▶ [The problem]: Copy the lines below exactly, beginning at the line that contains "What elements are" and stopping after the line that contains "1106, 373, 1118]".

▶ [Records for this task]:

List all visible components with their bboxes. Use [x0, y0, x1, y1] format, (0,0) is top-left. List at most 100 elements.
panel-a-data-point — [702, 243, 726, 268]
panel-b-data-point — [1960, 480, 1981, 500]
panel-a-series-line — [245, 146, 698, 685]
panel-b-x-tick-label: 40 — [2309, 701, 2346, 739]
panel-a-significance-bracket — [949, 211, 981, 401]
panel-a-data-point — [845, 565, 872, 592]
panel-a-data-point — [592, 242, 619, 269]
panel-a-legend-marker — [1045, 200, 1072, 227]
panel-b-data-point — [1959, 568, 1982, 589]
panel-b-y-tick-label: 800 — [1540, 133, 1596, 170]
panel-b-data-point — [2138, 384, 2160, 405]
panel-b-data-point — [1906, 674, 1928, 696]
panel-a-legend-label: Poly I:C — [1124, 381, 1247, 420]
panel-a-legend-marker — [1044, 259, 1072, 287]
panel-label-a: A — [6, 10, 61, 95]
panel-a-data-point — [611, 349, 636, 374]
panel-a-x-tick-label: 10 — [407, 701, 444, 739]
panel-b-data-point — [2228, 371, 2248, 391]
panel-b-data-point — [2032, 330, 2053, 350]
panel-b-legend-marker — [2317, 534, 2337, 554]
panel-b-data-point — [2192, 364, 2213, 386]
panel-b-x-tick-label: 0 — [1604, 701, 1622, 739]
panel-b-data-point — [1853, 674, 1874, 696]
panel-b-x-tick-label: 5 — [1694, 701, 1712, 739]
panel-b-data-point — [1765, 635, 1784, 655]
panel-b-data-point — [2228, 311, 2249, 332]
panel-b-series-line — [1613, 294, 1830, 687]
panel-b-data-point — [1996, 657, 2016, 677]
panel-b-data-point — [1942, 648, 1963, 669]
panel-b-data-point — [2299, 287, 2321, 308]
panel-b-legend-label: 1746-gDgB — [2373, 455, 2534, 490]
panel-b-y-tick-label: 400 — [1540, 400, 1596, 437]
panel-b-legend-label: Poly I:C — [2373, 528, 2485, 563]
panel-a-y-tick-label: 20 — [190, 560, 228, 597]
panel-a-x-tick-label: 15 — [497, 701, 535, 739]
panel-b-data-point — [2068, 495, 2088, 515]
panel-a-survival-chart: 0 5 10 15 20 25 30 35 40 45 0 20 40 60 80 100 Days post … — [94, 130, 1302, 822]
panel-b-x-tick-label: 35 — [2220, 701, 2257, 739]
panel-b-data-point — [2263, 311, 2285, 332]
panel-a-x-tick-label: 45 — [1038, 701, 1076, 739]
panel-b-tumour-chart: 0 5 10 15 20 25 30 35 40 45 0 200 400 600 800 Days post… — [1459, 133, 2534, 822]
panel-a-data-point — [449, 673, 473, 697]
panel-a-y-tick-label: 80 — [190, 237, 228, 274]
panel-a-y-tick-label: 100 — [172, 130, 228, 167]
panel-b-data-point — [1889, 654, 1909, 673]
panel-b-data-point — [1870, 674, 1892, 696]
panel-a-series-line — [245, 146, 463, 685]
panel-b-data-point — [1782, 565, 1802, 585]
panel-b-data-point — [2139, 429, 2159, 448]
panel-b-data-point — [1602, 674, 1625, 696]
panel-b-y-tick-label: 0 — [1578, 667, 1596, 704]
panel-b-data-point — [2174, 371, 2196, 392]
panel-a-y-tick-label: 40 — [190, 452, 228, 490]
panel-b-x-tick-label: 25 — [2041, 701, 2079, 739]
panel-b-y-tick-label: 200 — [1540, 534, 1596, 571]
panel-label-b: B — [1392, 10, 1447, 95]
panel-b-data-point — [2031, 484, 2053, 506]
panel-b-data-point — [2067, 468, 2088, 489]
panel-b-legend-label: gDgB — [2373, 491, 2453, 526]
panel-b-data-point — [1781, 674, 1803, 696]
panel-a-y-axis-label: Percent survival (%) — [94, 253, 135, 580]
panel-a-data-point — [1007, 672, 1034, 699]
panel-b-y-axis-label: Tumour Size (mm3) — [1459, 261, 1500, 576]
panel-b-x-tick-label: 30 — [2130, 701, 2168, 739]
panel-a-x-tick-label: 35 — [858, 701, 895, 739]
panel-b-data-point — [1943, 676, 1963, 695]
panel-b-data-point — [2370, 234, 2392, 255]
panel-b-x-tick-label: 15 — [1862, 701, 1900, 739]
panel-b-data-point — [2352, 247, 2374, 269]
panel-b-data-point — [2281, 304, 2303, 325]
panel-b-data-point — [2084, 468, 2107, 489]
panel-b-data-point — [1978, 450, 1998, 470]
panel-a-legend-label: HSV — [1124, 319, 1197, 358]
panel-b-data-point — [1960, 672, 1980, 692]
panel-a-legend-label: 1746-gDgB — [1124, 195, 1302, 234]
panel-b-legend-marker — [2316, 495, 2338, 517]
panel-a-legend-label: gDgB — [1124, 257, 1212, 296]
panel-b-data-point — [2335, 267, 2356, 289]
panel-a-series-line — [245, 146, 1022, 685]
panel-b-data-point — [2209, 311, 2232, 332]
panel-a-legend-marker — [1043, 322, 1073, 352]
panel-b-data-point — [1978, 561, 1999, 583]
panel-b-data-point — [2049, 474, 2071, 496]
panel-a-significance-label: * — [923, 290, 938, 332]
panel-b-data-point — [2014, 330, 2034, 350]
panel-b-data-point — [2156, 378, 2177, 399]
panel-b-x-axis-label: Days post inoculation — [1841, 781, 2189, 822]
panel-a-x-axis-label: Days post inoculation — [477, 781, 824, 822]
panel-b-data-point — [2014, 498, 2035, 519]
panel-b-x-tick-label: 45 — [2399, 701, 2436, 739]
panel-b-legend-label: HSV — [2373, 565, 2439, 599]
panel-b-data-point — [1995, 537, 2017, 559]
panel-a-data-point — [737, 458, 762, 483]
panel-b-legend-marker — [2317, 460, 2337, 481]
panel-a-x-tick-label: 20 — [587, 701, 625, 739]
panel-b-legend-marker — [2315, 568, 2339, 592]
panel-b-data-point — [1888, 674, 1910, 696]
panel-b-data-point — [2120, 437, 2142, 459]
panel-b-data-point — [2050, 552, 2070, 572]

...

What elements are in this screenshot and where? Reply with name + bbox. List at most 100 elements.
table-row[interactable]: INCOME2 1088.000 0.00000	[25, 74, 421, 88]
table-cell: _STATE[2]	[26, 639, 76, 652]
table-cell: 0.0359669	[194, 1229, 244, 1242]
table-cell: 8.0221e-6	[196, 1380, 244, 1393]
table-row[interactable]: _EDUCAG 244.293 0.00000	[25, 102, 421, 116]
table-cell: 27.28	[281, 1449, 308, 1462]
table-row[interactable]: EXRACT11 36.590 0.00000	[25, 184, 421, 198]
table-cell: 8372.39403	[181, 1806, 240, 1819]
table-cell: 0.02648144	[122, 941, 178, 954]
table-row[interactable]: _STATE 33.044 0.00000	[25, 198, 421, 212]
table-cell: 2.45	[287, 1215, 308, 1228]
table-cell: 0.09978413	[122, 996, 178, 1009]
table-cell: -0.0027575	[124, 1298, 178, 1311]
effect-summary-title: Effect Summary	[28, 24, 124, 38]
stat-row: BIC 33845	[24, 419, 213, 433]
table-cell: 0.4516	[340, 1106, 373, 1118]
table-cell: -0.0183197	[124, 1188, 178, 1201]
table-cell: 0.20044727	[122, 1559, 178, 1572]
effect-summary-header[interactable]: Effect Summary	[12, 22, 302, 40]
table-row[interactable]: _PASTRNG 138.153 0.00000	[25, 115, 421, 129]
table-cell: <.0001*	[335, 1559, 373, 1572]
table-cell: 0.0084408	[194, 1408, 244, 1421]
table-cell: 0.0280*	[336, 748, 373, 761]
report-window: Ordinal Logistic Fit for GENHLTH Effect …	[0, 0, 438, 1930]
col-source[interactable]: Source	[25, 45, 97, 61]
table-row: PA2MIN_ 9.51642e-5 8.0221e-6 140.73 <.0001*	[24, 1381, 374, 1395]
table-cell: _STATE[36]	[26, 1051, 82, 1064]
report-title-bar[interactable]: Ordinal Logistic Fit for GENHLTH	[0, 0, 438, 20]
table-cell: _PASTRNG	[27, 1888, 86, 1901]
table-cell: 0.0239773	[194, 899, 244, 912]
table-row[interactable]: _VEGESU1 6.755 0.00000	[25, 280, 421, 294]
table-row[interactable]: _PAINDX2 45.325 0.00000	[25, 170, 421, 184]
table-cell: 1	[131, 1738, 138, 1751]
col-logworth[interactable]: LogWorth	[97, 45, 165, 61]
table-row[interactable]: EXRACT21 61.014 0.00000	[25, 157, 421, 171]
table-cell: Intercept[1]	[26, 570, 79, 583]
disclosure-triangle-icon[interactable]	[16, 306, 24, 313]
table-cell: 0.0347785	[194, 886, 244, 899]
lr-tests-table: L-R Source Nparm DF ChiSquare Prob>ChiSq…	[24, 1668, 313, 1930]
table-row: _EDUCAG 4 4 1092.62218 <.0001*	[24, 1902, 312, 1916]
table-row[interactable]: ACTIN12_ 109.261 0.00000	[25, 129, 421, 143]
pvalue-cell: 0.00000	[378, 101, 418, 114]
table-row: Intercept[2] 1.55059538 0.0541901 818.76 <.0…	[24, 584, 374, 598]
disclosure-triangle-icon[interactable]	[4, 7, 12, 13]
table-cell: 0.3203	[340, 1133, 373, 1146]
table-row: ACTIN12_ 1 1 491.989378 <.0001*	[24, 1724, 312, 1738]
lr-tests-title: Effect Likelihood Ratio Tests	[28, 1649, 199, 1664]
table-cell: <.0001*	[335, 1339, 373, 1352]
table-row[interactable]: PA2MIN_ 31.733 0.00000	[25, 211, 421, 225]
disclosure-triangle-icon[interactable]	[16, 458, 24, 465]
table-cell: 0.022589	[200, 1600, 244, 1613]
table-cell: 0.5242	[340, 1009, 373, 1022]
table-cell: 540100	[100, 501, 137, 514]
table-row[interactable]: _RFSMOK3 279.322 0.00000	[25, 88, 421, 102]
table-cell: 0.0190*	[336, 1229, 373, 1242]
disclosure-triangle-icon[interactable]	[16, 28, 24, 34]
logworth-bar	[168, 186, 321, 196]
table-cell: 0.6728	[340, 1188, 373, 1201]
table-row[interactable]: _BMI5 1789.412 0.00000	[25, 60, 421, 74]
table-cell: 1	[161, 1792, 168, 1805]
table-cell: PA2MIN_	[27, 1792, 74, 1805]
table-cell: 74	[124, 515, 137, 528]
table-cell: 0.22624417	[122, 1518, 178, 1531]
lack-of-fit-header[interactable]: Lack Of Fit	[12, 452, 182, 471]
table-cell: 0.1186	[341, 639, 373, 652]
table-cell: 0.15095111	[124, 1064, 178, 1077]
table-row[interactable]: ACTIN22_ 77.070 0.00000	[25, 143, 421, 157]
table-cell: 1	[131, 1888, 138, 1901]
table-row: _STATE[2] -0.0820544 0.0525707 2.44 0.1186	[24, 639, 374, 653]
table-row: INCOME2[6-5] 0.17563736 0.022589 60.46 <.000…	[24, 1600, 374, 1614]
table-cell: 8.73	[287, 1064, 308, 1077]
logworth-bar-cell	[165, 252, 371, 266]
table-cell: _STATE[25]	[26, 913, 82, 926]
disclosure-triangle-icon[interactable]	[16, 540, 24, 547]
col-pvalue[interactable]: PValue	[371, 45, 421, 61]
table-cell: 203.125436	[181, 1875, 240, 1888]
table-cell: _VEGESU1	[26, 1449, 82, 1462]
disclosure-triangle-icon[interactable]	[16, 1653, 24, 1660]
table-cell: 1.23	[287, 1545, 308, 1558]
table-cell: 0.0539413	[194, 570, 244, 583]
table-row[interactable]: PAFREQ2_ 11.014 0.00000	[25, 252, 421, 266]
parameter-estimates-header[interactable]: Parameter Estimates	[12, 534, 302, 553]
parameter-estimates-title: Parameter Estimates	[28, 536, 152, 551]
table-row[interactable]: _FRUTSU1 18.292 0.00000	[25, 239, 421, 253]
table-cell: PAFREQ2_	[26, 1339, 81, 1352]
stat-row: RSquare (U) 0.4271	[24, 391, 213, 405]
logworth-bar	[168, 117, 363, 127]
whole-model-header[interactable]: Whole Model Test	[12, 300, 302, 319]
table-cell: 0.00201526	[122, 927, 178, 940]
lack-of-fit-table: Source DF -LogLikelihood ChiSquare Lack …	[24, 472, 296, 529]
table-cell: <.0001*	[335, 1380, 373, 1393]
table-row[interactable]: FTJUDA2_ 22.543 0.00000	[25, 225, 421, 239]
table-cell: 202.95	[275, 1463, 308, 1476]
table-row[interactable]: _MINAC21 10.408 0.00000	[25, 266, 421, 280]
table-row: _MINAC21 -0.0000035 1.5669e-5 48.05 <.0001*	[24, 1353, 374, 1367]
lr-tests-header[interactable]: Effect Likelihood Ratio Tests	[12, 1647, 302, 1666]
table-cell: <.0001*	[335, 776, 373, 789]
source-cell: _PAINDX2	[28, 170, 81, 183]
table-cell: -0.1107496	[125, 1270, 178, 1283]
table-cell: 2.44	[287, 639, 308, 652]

▶ [Result for this exercise]:
What elements are in this screenshot and where? Reply with name + bbox. List at most 100 elements.
table-row[interactable]: INCOME2 1088.000 0.00000	[25, 74, 421, 88]
table-cell: _STATE[2]	[26, 639, 76, 652]
table-cell: 0.0359669	[194, 1229, 244, 1242]
table-cell: 8.0221e-6	[196, 1380, 244, 1393]
table-row[interactable]: _EDUCAG 244.293 0.00000	[25, 102, 421, 116]
table-cell: 27.28	[281, 1449, 308, 1462]
table-row[interactable]: EXRACT11 36.590 0.00000	[25, 184, 421, 198]
table-cell: 8372.39403	[181, 1806, 240, 1819]
table-cell: 0.02648144	[122, 941, 178, 954]
table-row[interactable]: _STATE 33.044 0.00000	[25, 198, 421, 212]
table-cell: 2.45	[287, 1215, 308, 1228]
table-cell: 0.09978413	[122, 996, 178, 1009]
table-cell: -0.0027575	[124, 1298, 178, 1311]
effect-summary-title: Effect Summary	[28, 24, 124, 38]
stat-row: BIC 33845	[24, 419, 213, 433]
table-cell: 0.4516	[340, 1106, 373, 1118]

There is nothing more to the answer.